- [Problem description] Set down the full listing exactly, character for character.

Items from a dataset
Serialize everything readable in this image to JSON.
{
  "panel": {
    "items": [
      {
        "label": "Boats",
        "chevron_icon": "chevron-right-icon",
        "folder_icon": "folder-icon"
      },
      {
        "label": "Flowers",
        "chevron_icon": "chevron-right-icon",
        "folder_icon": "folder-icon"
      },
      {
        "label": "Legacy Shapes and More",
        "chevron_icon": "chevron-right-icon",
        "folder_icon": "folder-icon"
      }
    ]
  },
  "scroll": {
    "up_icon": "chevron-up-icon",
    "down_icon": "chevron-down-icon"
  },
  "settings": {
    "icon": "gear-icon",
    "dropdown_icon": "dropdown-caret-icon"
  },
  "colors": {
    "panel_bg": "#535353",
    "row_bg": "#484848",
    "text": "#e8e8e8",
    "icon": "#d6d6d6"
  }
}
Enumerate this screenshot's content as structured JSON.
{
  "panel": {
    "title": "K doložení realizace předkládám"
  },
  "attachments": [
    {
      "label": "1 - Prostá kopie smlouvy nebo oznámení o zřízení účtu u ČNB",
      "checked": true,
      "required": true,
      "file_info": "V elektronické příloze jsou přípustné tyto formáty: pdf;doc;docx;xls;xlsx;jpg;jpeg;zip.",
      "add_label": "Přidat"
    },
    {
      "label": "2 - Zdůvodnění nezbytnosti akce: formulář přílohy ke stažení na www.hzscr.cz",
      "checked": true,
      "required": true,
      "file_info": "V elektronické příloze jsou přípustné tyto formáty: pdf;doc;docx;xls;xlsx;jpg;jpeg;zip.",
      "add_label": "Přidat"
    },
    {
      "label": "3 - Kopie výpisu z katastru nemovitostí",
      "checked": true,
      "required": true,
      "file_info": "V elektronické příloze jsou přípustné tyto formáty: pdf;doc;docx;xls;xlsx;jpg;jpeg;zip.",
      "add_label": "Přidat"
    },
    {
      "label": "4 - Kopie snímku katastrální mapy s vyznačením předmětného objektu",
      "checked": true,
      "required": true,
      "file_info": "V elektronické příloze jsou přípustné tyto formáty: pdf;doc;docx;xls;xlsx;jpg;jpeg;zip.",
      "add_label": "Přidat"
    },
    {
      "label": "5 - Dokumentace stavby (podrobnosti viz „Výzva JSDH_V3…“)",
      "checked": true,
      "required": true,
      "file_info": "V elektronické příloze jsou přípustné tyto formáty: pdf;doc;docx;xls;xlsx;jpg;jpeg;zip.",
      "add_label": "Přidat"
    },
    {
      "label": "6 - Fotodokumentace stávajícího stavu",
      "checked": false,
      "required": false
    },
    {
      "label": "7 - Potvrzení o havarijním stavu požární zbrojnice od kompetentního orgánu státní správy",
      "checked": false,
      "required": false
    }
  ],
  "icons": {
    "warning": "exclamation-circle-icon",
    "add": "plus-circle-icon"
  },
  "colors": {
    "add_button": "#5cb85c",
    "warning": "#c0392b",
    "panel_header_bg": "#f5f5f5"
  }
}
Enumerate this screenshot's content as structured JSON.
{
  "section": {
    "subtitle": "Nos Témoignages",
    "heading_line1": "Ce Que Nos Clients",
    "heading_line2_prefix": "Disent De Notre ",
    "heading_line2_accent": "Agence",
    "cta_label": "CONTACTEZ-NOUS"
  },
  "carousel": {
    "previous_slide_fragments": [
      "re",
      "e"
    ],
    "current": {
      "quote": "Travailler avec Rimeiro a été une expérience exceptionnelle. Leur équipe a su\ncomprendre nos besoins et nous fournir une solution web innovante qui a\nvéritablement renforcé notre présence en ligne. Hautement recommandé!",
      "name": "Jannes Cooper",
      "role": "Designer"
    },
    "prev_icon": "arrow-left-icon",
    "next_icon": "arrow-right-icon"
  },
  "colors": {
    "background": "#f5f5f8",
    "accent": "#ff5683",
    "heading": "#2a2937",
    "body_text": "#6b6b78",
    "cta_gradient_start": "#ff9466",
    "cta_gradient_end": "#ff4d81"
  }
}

- [Exercise output]
Serialize everything readable in this image to JSON.
{
  "panel": {
    "items": [
      {
        "label": "Boats",
        "chevron_icon": "chevron-right-icon",
        "folder_icon": "folder-icon"
      },
      {
        "label": "Flowers",
        "chevron_icon": "chevron-right-icon",
        "folder_icon": "folder-icon"
      },
      {
        "label": "Legacy Shapes and More",
        "chevron_icon": "chevron-right-icon",
        "folder_icon": "folder-icon"
      }
    ]
  },
  "scroll": {
    "up_icon": "chevron-up-icon",
    "down_icon": "chevron-down-icon"
  },
  "settings": {
    "icon": "gear-icon",
    "dropdown_icon": "dropdown-caret-icon"
  },
  "colors": {
    "panel_bg": "#535353",
    "row_bg": "#484848",
    "text": "#e8e8e8",
    "icon": "#d6d6d6"
  }
}
Enumerate this screenshot's content as structured JSON.
{
  "panel": {
    "title": "K doložení realizace předkládám"
  },
  "attachments": [
    {
      "label": "1 - Prostá kopie smlouvy nebo oznámení o zřízení účtu u ČNB",
      "checked": true,
      "required": true,
      "file_info": "V elektronické příloze jsou přípustné tyto formáty: pdf;doc;docx;xls;xlsx;jpg;jpeg;zip.",
      "add_label": "Přidat"
    },
    {
      "label": "2 - Zdůvodnění nezbytnosti akce: formulář přílohy ke stažení na www.hzscr.cz",
      "checked": true,
      "required": true,
      "file_info": "V elektronické příloze jsou přípustné tyto formáty: pdf;doc;docx;xls;xlsx;jpg;jpeg;zip.",
      "add_label": "Přidat"
    },
    {
      "label": "3 - Kopie výpisu z katastru nemovitostí",
      "checked": true,
      "required": true,
      "file_info": "V elektronické příloze jsou přípustné tyto formáty: pdf;doc;docx;xls;xlsx;jpg;jpeg;zip.",
      "add_label": "Přidat"
    },
    {
      "label": "4 - Kopie snímku katastrální mapy s vyznačením předmětného objektu",
      "checked": true,
      "required": true,
      "file_info": "V elektronické příloze jsou přípustné tyto formáty: pdf;doc;docx;xls;xlsx;jpg;jpeg;zip.",
      "add_label": "Přidat"
    },
    {
      "label": "5 - Dokumentace stavby (podrobnosti viz „Výzva JSDH_V3…“)",
      "checked": true,
      "required": true,
      "file_info": "V elektronické příloze jsou přípustné tyto formáty: pdf;doc;docx;xls;xlsx;jpg;jpeg;zip.",
      "add_label": "Přidat"
    },
    {
      "label": "6 - Fotodokumentace stávajícího stavu",
      "checked": false,
      "required": false
    },
    {
      "label": "7 - Potvrzení o havarijním stavu požární zbrojnice od kompetentního orgánu státní správy",
      "checked": false,
      "required": false
    }
  ],
  "icons": {
    "warning": "exclamation-circle-icon",
    "add": "plus-circle-icon"
  },
  "colors": {
    "add_button": "#5cb85c",
    "warning": "#c0392b",
    "panel_header_bg": "#f5f5f5"
  }
}
Enumerate this screenshot's content as structured JSON.
{
  "section": {
    "subtitle": "Nos Témoignages",
    "heading_line1": "Ce Que Nos Clients",
    "heading_line2_prefix": "Disent De Notre ",
    "heading_line2_accent": "Agence",
    "cta_label": "CONTACTEZ-NOUS"
  },
  "carousel": {
    "previous_slide_fragments": [
      "re",
      "e"
    ],
    "current": {
      "quote": "Travailler avec Rimeiro a été une expérience exceptionnelle. Leur équipe a su\ncomprendre nos besoins et nous fournir une solution web innovante qui a\nvéritablement renforcé notre présence en ligne. Hautement recommandé!",
      "name": "Jannes Cooper",
      "role": "Designer"
    },
    "prev_icon": "arrow-left-icon",
    "next_icon": "arrow-right-icon"
  },
  "colors": {
    "background": "#f5f5f8",
    "accent": "#ff5683",
    "heading": "#2a2937",
    "body_text": "#6b6b78",
    "cta_gradient_start": "#ff9466",
    "cta_gradient_end": "#ff4d81"
  }
}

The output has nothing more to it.